::: Provided records

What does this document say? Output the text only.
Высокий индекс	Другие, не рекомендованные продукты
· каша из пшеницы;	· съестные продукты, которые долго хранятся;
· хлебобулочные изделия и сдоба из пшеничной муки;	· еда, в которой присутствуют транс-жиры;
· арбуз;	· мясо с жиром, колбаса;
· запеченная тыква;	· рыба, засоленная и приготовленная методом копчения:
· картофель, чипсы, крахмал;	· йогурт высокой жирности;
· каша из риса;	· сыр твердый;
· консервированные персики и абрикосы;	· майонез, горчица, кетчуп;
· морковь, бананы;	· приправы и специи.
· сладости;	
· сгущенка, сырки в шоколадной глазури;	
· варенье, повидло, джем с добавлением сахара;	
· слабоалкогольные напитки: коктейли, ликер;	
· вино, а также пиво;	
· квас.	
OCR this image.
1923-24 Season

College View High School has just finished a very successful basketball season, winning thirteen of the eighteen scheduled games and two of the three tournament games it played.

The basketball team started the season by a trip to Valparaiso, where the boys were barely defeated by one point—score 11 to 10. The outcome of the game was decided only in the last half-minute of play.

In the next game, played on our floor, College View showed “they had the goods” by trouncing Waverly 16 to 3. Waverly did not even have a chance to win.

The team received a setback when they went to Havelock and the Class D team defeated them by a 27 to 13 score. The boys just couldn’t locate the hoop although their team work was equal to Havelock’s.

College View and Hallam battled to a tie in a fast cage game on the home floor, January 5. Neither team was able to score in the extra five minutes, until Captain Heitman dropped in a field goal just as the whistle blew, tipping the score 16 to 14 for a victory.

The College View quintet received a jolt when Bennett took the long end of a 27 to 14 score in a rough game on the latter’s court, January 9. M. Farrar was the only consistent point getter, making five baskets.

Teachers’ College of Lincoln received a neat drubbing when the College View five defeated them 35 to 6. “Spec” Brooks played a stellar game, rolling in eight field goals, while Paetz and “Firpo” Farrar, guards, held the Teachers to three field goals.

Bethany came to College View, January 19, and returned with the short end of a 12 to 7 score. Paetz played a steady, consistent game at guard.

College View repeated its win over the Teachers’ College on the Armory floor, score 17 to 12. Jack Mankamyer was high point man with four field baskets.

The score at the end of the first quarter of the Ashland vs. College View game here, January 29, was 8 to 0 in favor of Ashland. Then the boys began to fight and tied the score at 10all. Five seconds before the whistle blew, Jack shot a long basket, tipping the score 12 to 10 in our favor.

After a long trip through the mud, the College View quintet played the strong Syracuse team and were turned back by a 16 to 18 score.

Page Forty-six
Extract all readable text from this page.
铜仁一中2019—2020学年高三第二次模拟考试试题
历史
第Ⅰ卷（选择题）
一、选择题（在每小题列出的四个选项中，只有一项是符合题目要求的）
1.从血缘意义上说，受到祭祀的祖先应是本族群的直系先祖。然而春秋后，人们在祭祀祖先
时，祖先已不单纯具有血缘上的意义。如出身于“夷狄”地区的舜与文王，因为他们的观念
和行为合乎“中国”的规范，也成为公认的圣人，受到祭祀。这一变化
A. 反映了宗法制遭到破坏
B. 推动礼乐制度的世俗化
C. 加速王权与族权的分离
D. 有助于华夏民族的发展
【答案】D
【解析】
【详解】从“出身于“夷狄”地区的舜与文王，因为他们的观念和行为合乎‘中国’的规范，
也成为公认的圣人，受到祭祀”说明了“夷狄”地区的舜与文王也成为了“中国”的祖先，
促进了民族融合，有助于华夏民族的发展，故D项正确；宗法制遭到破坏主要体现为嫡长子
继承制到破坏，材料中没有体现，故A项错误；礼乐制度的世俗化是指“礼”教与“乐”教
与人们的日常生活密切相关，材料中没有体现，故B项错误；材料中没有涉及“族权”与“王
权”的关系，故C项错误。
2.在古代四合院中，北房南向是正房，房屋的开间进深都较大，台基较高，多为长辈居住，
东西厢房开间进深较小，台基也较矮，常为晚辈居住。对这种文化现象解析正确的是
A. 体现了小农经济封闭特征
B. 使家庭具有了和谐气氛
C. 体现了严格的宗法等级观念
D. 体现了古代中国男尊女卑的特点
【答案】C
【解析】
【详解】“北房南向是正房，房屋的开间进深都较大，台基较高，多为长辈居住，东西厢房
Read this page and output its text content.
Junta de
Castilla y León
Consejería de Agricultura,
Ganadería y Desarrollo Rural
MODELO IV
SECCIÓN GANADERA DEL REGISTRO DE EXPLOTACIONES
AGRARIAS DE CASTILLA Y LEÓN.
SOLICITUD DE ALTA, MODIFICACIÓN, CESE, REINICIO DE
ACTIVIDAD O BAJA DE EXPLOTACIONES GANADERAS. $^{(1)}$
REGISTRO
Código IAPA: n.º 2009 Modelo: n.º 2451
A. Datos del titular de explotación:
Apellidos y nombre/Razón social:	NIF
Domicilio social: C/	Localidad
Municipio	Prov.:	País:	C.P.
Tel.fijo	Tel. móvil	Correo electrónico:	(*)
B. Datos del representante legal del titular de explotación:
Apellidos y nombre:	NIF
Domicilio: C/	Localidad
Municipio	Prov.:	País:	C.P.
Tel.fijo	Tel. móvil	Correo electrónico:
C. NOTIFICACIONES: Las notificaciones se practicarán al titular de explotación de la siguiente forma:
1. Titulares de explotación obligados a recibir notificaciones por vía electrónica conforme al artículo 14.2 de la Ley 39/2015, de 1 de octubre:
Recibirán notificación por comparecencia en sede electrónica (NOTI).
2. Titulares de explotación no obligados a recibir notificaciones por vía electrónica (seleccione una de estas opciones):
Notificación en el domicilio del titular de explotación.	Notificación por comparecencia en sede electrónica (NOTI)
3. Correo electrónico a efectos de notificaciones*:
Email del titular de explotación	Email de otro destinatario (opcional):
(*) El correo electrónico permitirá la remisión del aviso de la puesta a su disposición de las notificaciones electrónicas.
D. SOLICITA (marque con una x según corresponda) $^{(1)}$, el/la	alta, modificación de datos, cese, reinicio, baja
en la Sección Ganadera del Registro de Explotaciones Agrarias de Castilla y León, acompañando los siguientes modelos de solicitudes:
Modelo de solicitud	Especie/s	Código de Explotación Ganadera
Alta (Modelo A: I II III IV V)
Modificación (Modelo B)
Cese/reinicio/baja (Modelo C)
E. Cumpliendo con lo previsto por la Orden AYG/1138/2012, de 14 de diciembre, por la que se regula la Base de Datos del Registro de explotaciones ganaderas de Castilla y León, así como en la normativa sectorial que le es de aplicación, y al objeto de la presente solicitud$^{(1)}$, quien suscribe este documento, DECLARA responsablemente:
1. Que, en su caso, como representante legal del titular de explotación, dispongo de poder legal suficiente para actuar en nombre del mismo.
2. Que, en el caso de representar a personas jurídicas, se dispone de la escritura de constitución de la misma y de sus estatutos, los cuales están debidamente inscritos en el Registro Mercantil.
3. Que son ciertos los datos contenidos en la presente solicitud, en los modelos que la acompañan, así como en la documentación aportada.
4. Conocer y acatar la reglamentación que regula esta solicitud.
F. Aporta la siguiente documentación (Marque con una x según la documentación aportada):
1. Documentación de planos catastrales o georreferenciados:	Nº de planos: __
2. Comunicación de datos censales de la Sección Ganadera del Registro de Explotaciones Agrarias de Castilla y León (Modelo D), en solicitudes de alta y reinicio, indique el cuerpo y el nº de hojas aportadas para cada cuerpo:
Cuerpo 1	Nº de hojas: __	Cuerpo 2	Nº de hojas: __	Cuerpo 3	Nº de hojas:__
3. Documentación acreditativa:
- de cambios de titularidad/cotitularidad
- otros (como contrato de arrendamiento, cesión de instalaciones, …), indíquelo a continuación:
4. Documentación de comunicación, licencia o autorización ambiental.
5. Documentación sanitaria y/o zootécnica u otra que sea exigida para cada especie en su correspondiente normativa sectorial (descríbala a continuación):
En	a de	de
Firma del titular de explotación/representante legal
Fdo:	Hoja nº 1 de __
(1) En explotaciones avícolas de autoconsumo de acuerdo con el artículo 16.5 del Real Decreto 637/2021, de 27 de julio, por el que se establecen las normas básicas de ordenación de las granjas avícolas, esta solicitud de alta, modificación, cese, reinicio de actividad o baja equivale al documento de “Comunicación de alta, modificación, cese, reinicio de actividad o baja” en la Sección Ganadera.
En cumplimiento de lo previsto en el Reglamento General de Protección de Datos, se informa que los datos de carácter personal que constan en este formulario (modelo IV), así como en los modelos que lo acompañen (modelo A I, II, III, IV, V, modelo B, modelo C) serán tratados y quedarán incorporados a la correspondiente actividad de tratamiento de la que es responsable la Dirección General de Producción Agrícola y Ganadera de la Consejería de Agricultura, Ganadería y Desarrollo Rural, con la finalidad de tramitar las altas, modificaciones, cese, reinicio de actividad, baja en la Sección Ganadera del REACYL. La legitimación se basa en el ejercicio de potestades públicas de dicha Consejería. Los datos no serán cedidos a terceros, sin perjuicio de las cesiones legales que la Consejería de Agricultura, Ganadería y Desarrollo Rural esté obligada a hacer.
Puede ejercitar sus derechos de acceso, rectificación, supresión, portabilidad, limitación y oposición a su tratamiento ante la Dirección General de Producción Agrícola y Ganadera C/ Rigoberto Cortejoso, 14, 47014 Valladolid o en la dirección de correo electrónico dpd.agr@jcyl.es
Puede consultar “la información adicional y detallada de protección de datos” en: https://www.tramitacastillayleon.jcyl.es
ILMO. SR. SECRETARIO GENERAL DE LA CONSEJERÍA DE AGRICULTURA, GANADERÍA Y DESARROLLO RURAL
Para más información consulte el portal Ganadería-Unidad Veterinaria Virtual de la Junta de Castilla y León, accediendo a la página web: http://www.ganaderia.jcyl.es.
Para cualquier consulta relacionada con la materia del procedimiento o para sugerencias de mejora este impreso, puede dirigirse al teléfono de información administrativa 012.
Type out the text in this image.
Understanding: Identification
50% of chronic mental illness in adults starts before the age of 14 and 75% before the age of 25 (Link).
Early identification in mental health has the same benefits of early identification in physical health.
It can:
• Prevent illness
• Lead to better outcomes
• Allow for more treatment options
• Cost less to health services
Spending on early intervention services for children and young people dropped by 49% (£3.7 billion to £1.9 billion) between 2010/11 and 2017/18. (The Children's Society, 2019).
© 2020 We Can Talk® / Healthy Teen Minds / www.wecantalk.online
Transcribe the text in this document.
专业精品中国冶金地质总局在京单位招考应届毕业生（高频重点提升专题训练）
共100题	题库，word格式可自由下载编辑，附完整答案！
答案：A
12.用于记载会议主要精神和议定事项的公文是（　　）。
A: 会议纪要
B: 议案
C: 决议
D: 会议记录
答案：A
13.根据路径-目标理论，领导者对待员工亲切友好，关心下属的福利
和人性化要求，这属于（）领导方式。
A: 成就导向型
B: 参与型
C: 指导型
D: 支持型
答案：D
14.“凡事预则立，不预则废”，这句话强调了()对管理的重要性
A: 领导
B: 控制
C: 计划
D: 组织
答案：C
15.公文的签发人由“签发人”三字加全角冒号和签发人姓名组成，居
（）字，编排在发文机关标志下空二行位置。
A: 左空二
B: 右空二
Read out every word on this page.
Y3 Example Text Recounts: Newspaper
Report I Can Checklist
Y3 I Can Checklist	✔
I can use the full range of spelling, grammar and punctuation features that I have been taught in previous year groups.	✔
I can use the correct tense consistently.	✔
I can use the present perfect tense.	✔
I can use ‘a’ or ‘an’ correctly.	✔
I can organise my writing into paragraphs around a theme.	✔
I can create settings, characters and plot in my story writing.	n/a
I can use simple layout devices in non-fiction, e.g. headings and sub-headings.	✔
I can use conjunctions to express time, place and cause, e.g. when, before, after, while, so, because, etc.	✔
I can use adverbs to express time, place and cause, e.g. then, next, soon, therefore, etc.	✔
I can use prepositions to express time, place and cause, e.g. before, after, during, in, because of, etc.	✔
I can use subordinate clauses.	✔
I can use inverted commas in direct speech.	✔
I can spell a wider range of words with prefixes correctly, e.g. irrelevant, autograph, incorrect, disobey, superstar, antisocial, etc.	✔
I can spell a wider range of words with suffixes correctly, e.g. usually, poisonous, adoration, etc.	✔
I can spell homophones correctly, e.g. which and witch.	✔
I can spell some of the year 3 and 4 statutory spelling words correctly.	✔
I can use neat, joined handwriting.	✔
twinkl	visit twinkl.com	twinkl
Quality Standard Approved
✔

::::::

Go through the records above, find every line with the word "台基较高", and list those lines.

2.在古代四合院中，北房南向是正房，房屋的开间进深都较大，台基较高，多为长辈居住，
【详解】“北房南向是正房，房屋的开间进深都较大，台基较高，多为长辈居住，东西厢房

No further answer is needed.